小熊Limak正在玩一个游戏,手中持有五张带有正整数的卡片。本任务的目标是最小化剩余卡片上的数值之和,允许一次丢弃两到三张相同数字的卡片。
A little bear Limak plays a game. He has five cards. There is one number written on each card. Each number is a positive integer.
Limak can discard (throw out) some cards. His goal is to minimize the sum of numbers written on remaining (not discarded) cards.
He is allowed to at most once discard two or three cards with the same number. Of course, he won't discard cards if it's impossible to choose two or three cards with the same number.
Given five numbers written on cards, cay you find the minimum sum of numbers on remaining cards?
The only line of the input contains five integers t1, t2, t3, t4 and t5 (1 ≤ ti ≤ 100) — numbers written on cards.
########################################
- _EXERCISE TASKS_:
1 - Set down the portion of the card game problem from "Limak can discard" to "on remaining cards?", reproducing it word for word.
2 - In the card game problem, what bounds are placed on each number written on the cards?
3 - Summarize the card game problem in two sentences.

- _INFORMATION SUPPLIED_:
########################################
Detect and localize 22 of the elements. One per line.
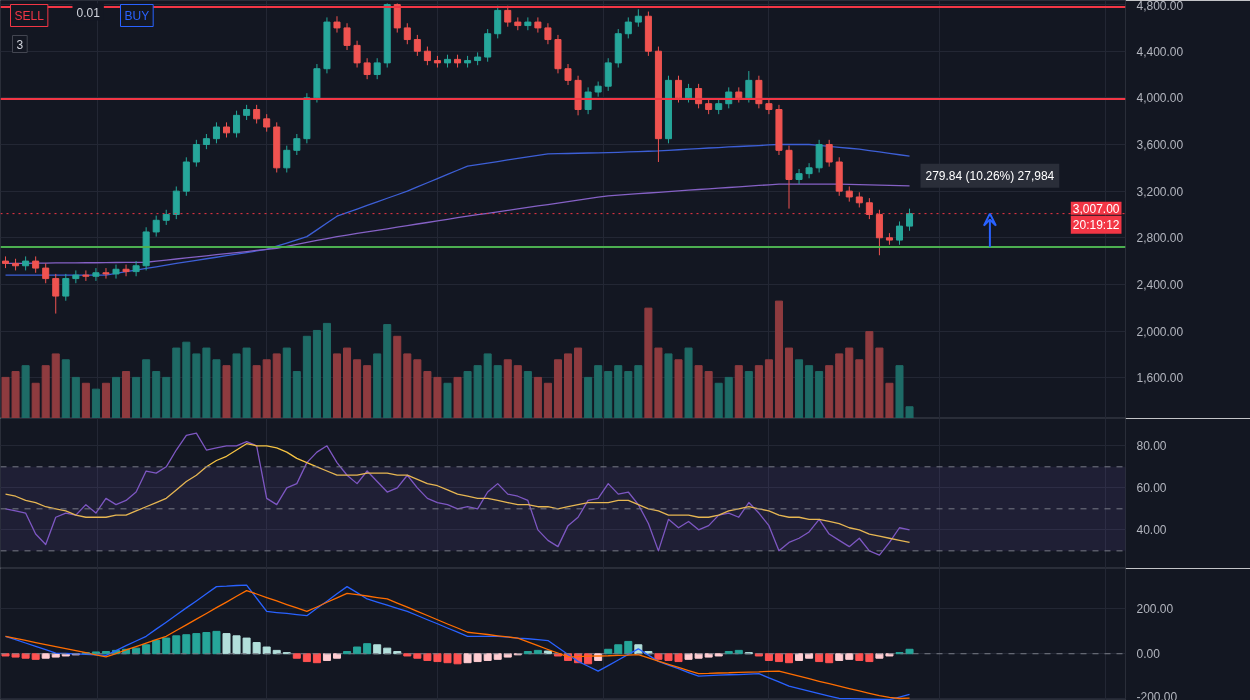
########################################
- _ANSWERS PER TASK_:
1 -
Limak can discard (throw out) some cards. His goal is to minimize the sum of numbers written on remaining (not discarded) cards.
He is allowed to at most once discard two or three cards with the same number. Of course, he won't discard cards if it's impossible to choose two or three cards with the same number.
Given five numbers written on cards, cay you find the minimum sum of numbers on remaining cards?

2 - Each number is an integer from 1 to 100 inclusive.

3 - Limak holds five cards, each bearing a positive integer, and aims to minimize the sum of the numbers on the cards he keeps. He may, at most once, discard two or three cards that carry the same number, and the task is to find the minimum remaining sum for the five given numbers.